Stated exercise. Search the data below for "WATER"; list each line that holds it.

Data items
┌──
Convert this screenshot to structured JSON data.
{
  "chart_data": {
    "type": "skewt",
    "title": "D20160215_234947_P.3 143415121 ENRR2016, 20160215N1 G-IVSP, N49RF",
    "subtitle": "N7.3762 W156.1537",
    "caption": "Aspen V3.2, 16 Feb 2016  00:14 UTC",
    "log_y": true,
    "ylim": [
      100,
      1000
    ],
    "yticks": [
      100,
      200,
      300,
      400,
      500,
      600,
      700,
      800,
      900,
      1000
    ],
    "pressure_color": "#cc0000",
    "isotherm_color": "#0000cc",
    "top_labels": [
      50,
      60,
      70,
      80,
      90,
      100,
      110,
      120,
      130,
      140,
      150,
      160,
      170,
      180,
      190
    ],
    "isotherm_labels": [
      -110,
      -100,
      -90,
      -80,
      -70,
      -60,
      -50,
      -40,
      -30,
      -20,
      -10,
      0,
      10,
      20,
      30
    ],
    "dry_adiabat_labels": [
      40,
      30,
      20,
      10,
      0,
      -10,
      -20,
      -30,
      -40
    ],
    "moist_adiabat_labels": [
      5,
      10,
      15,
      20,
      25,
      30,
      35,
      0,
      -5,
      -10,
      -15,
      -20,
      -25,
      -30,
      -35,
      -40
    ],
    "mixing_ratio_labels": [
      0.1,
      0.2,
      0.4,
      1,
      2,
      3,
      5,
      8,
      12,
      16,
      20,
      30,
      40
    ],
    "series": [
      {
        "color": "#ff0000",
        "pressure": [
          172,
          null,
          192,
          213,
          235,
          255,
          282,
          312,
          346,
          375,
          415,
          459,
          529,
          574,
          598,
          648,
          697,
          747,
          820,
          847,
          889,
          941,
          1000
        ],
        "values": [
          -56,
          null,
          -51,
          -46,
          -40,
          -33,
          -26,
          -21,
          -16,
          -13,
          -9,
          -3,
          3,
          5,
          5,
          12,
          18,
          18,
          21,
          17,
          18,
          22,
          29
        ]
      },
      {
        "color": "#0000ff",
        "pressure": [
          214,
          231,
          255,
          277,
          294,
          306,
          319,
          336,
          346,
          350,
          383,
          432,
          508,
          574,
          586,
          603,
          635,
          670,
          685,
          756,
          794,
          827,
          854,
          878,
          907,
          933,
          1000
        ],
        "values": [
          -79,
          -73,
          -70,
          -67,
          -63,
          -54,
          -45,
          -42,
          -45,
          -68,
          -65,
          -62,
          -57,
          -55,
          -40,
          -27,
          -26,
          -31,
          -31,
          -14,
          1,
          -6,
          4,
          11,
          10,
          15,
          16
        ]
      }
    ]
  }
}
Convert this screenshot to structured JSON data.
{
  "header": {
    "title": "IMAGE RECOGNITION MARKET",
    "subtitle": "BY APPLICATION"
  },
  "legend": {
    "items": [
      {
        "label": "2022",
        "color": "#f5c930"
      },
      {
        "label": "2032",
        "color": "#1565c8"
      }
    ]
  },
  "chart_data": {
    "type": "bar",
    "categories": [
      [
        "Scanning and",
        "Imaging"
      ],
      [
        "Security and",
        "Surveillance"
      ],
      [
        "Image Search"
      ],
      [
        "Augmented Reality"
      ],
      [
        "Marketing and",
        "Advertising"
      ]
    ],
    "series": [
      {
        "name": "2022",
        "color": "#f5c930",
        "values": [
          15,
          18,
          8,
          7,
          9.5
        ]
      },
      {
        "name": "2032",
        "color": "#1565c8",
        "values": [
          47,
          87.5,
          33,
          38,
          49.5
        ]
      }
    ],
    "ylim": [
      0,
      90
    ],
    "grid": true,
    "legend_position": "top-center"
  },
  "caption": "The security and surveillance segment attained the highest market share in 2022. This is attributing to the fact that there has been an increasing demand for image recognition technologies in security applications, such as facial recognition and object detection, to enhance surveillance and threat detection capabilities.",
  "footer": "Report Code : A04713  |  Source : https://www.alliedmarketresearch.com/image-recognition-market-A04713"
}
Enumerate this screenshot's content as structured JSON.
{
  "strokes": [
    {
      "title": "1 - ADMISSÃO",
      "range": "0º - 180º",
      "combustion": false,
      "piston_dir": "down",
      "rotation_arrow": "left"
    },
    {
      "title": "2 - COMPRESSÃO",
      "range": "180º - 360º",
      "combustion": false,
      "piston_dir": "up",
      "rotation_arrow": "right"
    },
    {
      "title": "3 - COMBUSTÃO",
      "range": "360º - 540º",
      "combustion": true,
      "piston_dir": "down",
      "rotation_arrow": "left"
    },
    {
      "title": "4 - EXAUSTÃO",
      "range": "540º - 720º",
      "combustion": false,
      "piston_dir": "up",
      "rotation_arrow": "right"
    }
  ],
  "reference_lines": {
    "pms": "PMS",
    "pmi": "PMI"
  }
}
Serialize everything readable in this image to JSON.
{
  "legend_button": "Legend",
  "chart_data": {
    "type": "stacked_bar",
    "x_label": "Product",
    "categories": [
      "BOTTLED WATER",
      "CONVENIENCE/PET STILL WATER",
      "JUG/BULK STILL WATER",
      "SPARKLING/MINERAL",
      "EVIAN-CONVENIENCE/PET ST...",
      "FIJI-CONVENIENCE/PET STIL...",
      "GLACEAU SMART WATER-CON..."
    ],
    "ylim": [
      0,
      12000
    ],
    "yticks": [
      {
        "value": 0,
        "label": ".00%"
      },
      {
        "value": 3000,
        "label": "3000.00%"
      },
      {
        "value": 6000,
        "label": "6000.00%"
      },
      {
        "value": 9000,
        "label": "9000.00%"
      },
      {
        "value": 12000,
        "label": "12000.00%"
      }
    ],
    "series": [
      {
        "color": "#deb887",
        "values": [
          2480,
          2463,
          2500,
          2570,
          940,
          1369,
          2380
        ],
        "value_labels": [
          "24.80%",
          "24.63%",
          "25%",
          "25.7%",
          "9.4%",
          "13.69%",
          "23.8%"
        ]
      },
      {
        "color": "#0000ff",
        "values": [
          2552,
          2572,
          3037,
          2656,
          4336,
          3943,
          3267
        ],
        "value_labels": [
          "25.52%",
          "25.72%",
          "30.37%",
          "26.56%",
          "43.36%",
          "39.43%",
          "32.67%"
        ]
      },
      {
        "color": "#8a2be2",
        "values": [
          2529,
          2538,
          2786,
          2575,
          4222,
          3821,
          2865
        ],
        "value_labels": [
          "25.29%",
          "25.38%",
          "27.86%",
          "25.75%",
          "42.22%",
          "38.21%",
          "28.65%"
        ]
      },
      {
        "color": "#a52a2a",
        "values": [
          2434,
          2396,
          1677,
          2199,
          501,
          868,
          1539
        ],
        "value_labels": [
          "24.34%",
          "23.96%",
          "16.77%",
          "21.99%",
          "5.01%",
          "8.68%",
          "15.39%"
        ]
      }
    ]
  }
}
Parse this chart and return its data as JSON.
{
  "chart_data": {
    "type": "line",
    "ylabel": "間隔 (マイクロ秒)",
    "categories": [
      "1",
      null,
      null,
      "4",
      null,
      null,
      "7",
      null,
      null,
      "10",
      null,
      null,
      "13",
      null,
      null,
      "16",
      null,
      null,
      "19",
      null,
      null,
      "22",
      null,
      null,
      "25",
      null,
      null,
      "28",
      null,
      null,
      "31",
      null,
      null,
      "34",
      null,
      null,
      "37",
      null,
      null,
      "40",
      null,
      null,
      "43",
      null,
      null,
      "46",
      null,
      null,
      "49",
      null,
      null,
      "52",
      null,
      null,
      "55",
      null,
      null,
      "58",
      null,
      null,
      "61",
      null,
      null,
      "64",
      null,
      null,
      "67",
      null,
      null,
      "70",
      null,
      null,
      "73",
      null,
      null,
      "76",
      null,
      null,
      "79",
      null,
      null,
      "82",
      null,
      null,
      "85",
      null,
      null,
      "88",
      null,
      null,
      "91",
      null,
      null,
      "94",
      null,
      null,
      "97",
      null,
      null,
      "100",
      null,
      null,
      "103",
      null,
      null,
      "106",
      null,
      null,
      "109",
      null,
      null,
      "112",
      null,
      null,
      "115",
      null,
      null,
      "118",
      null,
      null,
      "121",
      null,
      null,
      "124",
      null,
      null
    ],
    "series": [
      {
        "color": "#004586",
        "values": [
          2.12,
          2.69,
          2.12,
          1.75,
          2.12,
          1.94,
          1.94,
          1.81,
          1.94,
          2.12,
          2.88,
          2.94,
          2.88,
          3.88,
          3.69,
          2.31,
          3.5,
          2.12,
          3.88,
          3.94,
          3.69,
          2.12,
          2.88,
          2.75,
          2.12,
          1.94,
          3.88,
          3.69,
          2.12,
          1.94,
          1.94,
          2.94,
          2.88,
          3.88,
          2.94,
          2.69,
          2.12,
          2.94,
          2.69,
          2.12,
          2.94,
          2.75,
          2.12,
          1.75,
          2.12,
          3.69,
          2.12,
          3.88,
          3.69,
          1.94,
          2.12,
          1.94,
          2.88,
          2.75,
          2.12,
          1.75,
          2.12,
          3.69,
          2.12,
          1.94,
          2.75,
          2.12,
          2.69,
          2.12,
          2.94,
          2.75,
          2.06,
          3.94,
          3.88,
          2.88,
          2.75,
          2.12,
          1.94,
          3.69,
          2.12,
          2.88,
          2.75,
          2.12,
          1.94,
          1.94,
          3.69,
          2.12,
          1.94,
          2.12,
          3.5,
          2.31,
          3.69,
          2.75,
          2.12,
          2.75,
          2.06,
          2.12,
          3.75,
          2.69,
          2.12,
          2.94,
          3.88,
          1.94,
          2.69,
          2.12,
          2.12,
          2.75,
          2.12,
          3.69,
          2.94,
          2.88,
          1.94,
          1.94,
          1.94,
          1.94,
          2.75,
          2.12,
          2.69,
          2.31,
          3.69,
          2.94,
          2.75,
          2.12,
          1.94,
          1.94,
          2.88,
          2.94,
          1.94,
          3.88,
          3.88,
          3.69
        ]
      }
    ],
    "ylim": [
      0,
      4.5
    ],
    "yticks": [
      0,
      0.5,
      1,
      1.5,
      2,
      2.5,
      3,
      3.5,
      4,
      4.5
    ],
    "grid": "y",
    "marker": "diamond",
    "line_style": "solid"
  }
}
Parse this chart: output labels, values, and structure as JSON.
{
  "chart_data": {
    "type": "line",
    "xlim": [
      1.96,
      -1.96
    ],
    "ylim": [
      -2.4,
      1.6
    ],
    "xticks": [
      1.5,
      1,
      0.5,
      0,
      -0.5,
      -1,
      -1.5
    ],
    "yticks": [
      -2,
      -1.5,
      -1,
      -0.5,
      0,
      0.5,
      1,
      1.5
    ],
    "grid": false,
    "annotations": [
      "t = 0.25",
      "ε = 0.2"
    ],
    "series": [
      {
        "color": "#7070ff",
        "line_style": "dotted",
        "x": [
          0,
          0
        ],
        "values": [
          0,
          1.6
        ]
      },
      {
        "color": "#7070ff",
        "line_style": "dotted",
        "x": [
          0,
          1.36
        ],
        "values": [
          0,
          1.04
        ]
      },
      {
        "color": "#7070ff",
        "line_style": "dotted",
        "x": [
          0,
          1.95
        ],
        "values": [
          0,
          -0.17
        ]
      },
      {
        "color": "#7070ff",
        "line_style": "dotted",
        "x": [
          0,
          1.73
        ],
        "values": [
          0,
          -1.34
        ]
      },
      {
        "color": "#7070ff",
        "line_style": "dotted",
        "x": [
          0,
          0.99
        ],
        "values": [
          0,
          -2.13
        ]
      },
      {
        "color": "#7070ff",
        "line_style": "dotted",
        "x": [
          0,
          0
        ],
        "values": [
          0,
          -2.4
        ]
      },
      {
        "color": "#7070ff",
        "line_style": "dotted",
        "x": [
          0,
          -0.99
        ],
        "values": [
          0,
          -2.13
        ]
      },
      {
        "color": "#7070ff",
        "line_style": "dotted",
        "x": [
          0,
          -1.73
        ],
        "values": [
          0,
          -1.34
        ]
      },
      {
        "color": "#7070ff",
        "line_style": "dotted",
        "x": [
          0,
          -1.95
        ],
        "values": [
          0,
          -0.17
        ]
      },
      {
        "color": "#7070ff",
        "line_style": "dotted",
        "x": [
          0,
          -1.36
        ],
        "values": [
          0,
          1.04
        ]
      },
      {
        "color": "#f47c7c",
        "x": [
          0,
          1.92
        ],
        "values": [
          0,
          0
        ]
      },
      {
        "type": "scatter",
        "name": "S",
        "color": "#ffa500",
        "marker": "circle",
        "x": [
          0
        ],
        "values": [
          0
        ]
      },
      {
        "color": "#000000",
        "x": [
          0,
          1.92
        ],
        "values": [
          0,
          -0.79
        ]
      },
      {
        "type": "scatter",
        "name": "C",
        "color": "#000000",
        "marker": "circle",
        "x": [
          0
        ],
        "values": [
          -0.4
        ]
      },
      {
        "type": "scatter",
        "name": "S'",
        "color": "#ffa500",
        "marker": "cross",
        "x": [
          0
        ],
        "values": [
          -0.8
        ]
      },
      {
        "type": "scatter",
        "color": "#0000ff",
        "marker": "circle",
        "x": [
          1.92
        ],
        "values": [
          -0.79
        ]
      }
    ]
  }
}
└──
Answer in full.
      "BOTTLED WATER",
      "CONVENIENCE/PET STILL WATER",
      "JUG/BULK STILL WATER",
      "GLACEAU SMART WATER-CON..."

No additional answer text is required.